Instructions for the task — Skip the images and copy each record exactly as written.

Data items
□ □ □ □ □ □ □

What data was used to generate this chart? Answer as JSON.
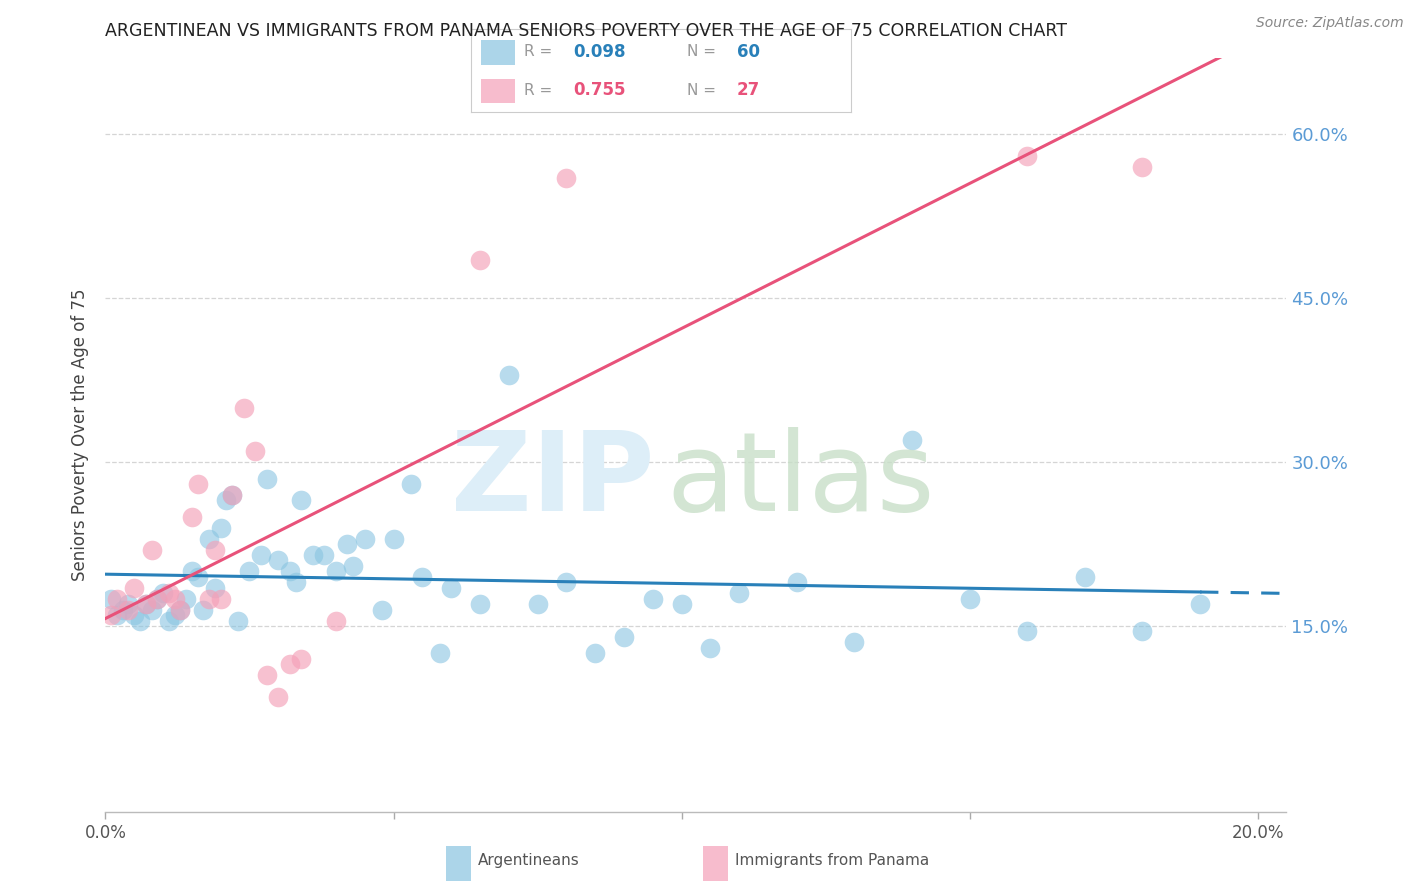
{
  "title": "ARGENTINEAN VS IMMIGRANTS FROM PANAMA SENIORS POVERTY OVER THE AGE OF 75 CORRELATION CHART",
  "source_text": "Source: ZipAtlas.com",
  "ylabel": "Seniors Poverty Over the Age of 75",
  "xlim": [
    0.0,
    0.205
  ],
  "ylim": [
    -0.02,
    0.67
  ],
  "yticks": [
    0.15,
    0.3,
    0.45,
    0.6
  ],
  "ytick_labels": [
    "15.0%",
    "30.0%",
    "45.0%",
    "60.0%"
  ],
  "xticks": [
    0.0,
    0.05,
    0.1,
    0.15,
    0.2
  ],
  "xtick_labels": [
    "0.0%",
    "",
    "",
    "",
    "20.0%"
  ],
  "blue_scatter_color": "#89c4e1",
  "pink_scatter_color": "#f4a0b8",
  "blue_line_color": "#2980b9",
  "pink_line_color": "#e8527a",
  "right_tick_color": "#5b9bd5",
  "watermark_zip_color": "#ddeef8",
  "watermark_atlas_color": "#c8dfc8",
  "background_color": "#ffffff",
  "grid_color": "#d5d5d5",
  "blue_r": "0.098",
  "blue_n": "60",
  "pink_r": "0.755",
  "pink_n": "27",
  "arg_x": [
    0.001,
    0.003,
    0.004,
    0.005,
    0.006,
    0.007,
    0.008,
    0.009,
    0.01,
    0.011,
    0.012,
    0.013,
    0.014,
    0.015,
    0.016,
    0.017,
    0.018,
    0.019,
    0.02,
    0.021,
    0.022,
    0.023,
    0.025,
    0.027,
    0.028,
    0.03,
    0.032,
    0.034,
    0.036,
    0.038,
    0.04,
    0.042,
    0.045,
    0.048,
    0.05,
    0.055,
    0.058,
    0.06,
    0.065,
    0.07,
    0.075,
    0.08,
    0.085,
    0.09,
    0.095,
    0.1,
    0.105,
    0.11,
    0.12,
    0.13,
    0.14,
    0.15,
    0.16,
    0.17,
    0.18,
    0.19,
    0.002,
    0.033,
    0.043,
    0.053
  ],
  "arg_y": [
    0.175,
    0.165,
    0.17,
    0.16,
    0.155,
    0.17,
    0.165,
    0.175,
    0.18,
    0.155,
    0.16,
    0.165,
    0.175,
    0.2,
    0.195,
    0.165,
    0.23,
    0.185,
    0.24,
    0.265,
    0.27,
    0.155,
    0.2,
    0.215,
    0.285,
    0.21,
    0.2,
    0.265,
    0.215,
    0.215,
    0.2,
    0.225,
    0.23,
    0.165,
    0.23,
    0.195,
    0.125,
    0.185,
    0.17,
    0.38,
    0.17,
    0.19,
    0.125,
    0.14,
    0.175,
    0.17,
    0.13,
    0.18,
    0.19,
    0.135,
    0.32,
    0.175,
    0.145,
    0.195,
    0.145,
    0.17,
    0.16,
    0.19,
    0.205,
    0.28
  ],
  "pan_x": [
    0.001,
    0.002,
    0.004,
    0.005,
    0.007,
    0.008,
    0.009,
    0.011,
    0.012,
    0.013,
    0.015,
    0.016,
    0.018,
    0.019,
    0.02,
    0.022,
    0.024,
    0.026,
    0.028,
    0.03,
    0.032,
    0.034,
    0.04,
    0.065,
    0.08,
    0.16,
    0.18
  ],
  "pan_y": [
    0.16,
    0.175,
    0.165,
    0.185,
    0.17,
    0.22,
    0.175,
    0.18,
    0.175,
    0.165,
    0.25,
    0.28,
    0.175,
    0.22,
    0.175,
    0.27,
    0.35,
    0.31,
    0.105,
    0.085,
    0.115,
    0.12,
    0.155,
    0.485,
    0.56,
    0.58,
    0.57
  ]
}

□ □ □ □ □ □ □

Answer to the task —
What data was used to generate this chart? Answer as JSON.
{
  "title": "ARGENTINEAN VS IMMIGRANTS FROM PANAMA SENIORS POVERTY OVER THE AGE OF 75 CORRELATION CHART",
  "source_text": "Source: ZipAtlas.com",
  "ylabel": "Seniors Poverty Over the Age of 75",
  "xlim": [
    0.0,
    0.205
  ],
  "ylim": [
    -0.02,
    0.67
  ],
  "yticks": [
    0.15,
    0.3,
    0.45,
    0.6
  ],
  "ytick_labels": [
    "15.0%",
    "30.0%",
    "45.0%",
    "60.0%"
  ],
  "xticks": [
    0.0,
    0.05,
    0.1,
    0.15,
    0.2
  ],
  "xtick_labels": [
    "0.0%",
    "",
    "",
    "",
    "20.0%"
  ],
  "blue_scatter_color": "#89c4e1",
  "pink_scatter_color": "#f4a0b8",
  "blue_line_color": "#2980b9",
  "pink_line_color": "#e8527a",
  "right_tick_color": "#5b9bd5",
  "watermark_zip_color": "#ddeef8",
  "watermark_atlas_color": "#c8dfc8",
  "background_color": "#ffffff",
  "grid_color": "#d5d5d5",
  "blue_r": "0.098",
  "blue_n": "60",
  "pink_r": "0.755",
  "pink_n": "27",
  "arg_x": [
    0.001,
    0.003,
    0.004,
    0.005,
    0.006,
    0.007,
    0.008,
    0.009,
    0.01,
    0.011,
    0.012,
    0.013,
    0.014,
    0.015,
    0.016,
    0.017,
    0.018,
    0.019,
    0.02,
    0.021,
    0.022,
    0.023,
    0.025,
    0.027,
    0.028,
    0.03,
    0.032,
    0.034,
    0.036,
    0.038,
    0.04,
    0.042,
    0.045,
    0.048,
    0.05,
    0.055,
    0.058,
    0.06,
    0.065,
    0.07,
    0.075,
    0.08,
    0.085,
    0.09,
    0.095,
    0.1,
    0.105,
    0.11,
    0.12,
    0.13,
    0.14,
    0.15,
    0.16,
    0.17,
    0.18,
    0.19,
    0.002,
    0.033,
    0.043,
    0.053
  ],
  "arg_y": [
    0.175,
    0.165,
    0.17,
    0.16,
    0.155,
    0.17,
    0.165,
    0.175,
    0.18,
    0.155,
    0.16,
    0.165,
    0.175,
    0.2,
    0.195,
    0.165,
    0.23,
    0.185,
    0.24,
    0.265,
    0.27,
    0.155,
    0.2,
    0.215,
    0.285,
    0.21,
    0.2,
    0.265,
    0.215,
    0.215,
    0.2,
    0.225,
    0.23,
    0.165,
    0.23,
    0.195,
    0.125,
    0.185,
    0.17,
    0.38,
    0.17,
    0.19,
    0.125,
    0.14,
    0.175,
    0.17,
    0.13,
    0.18,
    0.19,
    0.135,
    0.32,
    0.175,
    0.145,
    0.195,
    0.145,
    0.17,
    0.16,
    0.19,
    0.205,
    0.28
  ],
  "pan_x": [
    0.001,
    0.002,
    0.004,
    0.005,
    0.007,
    0.008,
    0.009,
    0.011,
    0.012,
    0.013,
    0.015,
    0.016,
    0.018,
    0.019,
    0.02,
    0.022,
    0.024,
    0.026,
    0.028,
    0.03,
    0.032,
    0.034,
    0.04,
    0.065,
    0.08,
    0.16,
    0.18
  ],
  "pan_y": [
    0.16,
    0.175,
    0.165,
    0.185,
    0.17,
    0.22,
    0.175,
    0.18,
    0.175,
    0.165,
    0.25,
    0.28,
    0.175,
    0.22,
    0.175,
    0.27,
    0.35,
    0.31,
    0.105,
    0.085,
    0.115,
    0.12,
    0.155,
    0.485,
    0.56,
    0.58,
    0.57
  ]
}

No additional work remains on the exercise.